*Exercise*
For the data below, report the number of lines that contain the string "inputs" and nothing else.

Stored data
━━━━
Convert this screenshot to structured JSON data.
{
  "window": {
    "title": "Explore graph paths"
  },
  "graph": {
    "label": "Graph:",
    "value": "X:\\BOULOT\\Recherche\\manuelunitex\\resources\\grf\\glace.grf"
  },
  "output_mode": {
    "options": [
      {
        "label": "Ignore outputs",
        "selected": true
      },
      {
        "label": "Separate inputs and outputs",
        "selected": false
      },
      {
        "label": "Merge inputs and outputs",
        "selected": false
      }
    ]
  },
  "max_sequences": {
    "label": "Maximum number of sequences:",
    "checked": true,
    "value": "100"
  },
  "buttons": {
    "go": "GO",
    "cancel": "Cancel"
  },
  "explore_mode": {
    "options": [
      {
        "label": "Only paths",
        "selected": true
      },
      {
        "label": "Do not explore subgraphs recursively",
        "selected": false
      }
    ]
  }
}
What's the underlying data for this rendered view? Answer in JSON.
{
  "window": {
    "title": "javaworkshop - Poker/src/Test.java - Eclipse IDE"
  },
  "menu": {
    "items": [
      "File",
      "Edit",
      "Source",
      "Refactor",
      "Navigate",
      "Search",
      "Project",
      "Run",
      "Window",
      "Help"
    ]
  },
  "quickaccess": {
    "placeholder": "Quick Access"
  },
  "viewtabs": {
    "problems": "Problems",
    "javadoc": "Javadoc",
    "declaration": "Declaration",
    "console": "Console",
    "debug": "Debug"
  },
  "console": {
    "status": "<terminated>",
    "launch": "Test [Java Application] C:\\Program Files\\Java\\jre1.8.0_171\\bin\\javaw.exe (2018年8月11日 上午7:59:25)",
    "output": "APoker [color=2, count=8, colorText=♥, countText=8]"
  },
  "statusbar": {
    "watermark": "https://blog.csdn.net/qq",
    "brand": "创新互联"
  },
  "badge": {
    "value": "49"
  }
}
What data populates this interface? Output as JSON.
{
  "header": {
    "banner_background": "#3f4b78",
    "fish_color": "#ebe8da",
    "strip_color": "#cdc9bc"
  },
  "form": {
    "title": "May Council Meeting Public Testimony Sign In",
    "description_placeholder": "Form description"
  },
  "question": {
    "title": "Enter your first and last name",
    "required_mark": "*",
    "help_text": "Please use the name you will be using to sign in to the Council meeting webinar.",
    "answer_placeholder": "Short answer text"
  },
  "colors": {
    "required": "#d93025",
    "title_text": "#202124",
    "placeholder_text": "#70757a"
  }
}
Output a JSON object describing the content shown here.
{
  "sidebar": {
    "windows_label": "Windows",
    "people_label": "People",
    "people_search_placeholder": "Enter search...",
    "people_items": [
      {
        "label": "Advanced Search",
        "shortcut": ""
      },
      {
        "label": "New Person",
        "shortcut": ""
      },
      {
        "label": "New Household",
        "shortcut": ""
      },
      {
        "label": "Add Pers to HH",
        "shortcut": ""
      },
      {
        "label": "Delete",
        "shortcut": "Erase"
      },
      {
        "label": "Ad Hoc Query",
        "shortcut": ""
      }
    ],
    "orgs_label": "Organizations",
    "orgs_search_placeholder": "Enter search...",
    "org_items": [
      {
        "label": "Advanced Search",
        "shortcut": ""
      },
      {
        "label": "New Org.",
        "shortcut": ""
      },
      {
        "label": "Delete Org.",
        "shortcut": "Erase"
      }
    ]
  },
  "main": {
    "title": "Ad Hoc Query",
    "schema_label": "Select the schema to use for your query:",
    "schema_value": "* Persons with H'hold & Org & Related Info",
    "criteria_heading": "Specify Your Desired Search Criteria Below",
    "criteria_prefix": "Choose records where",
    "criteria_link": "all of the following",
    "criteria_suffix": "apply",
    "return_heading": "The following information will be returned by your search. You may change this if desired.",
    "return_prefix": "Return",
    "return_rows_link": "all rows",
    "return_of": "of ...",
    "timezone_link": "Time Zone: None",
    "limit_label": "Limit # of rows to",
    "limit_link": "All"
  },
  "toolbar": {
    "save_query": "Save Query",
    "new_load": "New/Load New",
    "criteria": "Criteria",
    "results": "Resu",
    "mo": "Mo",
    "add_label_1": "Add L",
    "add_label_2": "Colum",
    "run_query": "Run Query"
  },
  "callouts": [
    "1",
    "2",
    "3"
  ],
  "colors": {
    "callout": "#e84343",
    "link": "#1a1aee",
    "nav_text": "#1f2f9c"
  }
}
━━━━
*Finished answer*
2